# STORED RECORDS
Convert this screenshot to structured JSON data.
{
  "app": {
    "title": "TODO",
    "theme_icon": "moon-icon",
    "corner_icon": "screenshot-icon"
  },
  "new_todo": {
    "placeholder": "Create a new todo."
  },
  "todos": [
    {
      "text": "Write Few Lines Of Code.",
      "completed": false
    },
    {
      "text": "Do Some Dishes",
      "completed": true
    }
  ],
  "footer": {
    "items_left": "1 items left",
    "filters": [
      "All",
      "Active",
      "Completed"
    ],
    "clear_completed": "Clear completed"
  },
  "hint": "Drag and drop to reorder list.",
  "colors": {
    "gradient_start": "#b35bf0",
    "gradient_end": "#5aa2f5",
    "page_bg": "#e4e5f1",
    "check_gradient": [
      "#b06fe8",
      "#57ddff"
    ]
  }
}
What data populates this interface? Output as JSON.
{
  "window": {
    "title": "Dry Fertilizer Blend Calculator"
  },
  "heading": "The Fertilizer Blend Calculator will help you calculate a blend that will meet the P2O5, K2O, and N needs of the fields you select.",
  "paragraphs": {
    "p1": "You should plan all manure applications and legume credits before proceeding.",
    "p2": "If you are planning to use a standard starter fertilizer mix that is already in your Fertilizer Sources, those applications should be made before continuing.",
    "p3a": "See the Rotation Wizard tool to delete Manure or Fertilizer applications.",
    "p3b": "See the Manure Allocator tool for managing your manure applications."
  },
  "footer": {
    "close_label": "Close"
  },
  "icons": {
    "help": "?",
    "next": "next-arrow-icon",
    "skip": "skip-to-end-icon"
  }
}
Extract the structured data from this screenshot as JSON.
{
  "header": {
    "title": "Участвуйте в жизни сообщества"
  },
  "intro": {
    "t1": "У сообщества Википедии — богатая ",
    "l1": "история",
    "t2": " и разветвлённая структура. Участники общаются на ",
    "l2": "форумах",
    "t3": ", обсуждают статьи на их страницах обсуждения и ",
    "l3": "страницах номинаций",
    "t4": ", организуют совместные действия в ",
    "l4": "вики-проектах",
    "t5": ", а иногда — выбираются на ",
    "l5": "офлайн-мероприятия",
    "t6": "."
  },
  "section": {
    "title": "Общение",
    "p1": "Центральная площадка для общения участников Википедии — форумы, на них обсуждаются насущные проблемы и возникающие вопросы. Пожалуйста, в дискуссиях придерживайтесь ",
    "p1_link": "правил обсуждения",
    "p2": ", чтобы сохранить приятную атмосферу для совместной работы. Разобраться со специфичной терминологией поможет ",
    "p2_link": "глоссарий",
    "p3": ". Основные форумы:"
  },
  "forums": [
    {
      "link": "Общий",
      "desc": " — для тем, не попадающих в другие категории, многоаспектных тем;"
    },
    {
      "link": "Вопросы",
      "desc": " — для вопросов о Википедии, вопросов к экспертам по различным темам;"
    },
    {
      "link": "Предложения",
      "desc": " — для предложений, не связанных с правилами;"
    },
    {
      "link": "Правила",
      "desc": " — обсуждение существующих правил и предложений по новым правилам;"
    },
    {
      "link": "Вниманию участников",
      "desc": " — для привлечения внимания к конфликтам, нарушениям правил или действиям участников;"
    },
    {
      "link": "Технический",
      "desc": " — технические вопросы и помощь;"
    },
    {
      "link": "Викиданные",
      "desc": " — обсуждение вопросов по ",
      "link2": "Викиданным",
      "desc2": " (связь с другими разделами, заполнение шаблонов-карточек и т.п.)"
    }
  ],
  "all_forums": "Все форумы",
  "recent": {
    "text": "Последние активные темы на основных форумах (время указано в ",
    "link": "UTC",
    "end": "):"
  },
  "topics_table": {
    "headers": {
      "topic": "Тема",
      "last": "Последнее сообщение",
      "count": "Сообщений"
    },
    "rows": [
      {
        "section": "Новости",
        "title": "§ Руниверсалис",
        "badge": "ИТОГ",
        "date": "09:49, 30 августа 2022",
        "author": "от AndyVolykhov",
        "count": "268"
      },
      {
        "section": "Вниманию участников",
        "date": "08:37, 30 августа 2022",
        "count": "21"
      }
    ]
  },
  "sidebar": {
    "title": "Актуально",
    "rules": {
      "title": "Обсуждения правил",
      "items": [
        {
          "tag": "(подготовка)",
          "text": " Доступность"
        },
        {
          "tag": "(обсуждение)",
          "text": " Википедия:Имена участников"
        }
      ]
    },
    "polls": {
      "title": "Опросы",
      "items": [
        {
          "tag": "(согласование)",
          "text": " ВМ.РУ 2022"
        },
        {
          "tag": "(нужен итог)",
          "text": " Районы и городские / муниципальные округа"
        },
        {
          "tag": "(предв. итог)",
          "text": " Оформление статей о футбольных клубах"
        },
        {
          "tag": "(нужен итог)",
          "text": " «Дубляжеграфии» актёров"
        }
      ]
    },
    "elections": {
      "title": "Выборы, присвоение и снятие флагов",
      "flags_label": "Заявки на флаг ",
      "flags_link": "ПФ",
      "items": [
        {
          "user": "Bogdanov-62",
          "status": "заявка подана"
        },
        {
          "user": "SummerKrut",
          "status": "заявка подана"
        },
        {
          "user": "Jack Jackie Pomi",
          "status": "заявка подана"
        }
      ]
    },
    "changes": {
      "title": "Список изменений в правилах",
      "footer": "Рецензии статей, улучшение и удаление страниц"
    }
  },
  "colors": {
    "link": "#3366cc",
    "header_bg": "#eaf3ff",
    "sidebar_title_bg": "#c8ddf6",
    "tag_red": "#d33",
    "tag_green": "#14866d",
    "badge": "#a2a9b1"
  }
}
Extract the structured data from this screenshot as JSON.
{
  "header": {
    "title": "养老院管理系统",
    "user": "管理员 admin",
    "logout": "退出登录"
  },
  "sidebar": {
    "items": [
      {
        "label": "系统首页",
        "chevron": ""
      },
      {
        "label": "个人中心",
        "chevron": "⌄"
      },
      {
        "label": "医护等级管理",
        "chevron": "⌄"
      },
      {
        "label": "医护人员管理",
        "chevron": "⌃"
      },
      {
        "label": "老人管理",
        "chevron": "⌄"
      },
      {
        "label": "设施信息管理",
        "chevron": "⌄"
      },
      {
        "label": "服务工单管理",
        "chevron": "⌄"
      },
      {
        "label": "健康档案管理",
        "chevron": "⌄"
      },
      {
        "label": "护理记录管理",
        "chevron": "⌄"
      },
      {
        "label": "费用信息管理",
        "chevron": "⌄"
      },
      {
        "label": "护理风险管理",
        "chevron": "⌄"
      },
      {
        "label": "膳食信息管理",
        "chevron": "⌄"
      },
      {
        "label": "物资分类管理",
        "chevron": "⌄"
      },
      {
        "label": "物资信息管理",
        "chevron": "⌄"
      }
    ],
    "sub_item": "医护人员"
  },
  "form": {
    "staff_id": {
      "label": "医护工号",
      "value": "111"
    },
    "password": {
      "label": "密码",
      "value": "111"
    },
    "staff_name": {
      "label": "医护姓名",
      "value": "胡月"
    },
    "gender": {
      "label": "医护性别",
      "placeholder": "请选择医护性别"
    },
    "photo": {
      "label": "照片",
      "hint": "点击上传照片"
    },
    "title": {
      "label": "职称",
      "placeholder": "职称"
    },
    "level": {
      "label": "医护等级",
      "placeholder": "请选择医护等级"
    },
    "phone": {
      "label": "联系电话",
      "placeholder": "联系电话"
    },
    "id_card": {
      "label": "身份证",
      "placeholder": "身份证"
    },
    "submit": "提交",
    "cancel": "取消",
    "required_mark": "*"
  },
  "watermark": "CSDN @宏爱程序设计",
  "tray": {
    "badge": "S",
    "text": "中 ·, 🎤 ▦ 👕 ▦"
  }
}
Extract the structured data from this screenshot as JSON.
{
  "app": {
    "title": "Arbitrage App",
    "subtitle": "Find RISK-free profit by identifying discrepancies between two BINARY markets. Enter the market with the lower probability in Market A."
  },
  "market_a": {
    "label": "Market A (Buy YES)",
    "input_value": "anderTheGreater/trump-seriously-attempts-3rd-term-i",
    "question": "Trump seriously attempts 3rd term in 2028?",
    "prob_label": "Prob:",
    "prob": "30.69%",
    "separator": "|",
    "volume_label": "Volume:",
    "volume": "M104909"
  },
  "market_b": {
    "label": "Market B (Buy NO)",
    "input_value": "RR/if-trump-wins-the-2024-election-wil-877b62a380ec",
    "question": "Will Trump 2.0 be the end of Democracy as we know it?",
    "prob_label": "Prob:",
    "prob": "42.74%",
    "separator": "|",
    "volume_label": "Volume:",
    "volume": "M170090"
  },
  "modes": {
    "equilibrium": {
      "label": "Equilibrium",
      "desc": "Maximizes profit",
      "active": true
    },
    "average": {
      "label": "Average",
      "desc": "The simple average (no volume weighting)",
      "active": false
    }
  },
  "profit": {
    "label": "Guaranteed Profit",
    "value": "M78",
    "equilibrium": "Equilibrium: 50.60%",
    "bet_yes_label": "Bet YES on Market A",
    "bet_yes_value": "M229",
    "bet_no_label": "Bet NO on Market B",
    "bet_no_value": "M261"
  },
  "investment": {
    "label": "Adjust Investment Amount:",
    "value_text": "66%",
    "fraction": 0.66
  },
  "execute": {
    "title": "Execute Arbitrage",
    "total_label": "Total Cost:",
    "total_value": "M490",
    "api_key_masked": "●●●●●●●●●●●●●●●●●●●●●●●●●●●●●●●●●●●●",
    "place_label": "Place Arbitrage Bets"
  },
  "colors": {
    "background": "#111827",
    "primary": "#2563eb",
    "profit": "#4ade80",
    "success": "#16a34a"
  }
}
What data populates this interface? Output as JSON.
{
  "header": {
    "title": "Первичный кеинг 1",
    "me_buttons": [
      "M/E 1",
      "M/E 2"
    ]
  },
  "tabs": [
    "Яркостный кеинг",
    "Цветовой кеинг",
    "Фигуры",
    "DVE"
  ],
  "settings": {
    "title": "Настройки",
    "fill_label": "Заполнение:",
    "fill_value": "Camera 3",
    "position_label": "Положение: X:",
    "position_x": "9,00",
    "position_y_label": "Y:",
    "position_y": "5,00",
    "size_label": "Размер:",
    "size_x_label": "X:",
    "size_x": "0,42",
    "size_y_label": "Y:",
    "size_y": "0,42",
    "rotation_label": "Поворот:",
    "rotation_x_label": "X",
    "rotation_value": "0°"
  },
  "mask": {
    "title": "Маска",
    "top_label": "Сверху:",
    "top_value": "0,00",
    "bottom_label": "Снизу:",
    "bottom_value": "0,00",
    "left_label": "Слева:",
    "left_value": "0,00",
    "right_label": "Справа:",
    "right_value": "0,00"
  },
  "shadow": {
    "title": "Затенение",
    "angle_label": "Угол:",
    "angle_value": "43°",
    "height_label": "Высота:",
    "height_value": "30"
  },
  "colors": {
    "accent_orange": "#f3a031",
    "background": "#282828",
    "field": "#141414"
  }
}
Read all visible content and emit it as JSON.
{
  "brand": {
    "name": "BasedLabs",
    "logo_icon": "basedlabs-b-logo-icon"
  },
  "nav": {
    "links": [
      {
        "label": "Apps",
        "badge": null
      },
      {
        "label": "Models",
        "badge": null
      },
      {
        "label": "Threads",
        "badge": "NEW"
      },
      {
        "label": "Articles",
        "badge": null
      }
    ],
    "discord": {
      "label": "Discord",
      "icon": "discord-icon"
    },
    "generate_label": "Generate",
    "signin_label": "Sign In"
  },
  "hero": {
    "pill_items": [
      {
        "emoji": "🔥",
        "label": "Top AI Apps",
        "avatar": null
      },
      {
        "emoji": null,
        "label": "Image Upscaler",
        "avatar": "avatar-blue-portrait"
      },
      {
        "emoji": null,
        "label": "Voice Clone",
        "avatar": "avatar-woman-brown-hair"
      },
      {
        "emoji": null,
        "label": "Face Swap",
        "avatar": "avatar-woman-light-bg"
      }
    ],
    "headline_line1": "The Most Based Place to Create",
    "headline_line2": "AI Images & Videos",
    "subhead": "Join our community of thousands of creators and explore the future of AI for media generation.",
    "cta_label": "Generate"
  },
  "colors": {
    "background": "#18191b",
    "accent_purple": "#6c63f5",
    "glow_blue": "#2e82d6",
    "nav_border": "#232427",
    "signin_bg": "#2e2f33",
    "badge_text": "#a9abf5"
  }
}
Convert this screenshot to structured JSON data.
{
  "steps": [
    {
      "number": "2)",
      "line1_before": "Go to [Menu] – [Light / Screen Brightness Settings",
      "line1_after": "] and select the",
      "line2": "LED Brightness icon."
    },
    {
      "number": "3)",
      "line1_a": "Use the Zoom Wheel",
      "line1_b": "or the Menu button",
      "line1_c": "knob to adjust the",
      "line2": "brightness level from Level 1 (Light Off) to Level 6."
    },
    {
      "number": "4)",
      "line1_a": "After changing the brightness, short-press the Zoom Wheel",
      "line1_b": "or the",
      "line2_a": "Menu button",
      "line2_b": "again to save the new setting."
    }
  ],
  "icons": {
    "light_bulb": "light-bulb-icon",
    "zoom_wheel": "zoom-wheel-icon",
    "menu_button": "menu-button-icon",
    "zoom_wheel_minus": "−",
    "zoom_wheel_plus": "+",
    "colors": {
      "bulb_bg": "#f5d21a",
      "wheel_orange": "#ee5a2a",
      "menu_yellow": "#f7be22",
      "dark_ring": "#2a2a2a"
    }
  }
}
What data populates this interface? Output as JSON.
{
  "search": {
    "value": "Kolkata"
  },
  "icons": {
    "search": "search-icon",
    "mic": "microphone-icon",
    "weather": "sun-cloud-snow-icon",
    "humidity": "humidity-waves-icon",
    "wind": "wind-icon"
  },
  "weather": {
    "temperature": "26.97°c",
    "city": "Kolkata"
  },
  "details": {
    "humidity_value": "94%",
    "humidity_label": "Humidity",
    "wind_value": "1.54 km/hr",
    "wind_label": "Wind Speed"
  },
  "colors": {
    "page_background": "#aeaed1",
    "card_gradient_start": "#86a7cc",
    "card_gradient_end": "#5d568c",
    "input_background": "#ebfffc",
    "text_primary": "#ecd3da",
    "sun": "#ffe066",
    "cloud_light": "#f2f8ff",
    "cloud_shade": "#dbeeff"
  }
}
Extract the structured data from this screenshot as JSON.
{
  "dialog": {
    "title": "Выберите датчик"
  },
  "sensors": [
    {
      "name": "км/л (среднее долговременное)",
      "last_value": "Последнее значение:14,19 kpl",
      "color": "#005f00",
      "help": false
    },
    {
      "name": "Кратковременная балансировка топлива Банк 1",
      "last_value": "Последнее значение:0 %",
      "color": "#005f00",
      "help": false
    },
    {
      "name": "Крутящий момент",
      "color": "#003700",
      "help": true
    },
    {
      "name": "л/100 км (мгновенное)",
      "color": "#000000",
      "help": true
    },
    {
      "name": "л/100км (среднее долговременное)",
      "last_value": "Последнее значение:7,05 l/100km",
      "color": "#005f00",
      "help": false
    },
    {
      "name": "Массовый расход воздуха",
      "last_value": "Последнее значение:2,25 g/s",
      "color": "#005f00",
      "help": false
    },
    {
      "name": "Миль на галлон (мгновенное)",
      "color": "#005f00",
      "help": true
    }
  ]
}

# SHORT PROBLEM
In the entries above, count every line containing the word "attempts". Write only the total.

# RESPONSE TO THIS EXERCISE
2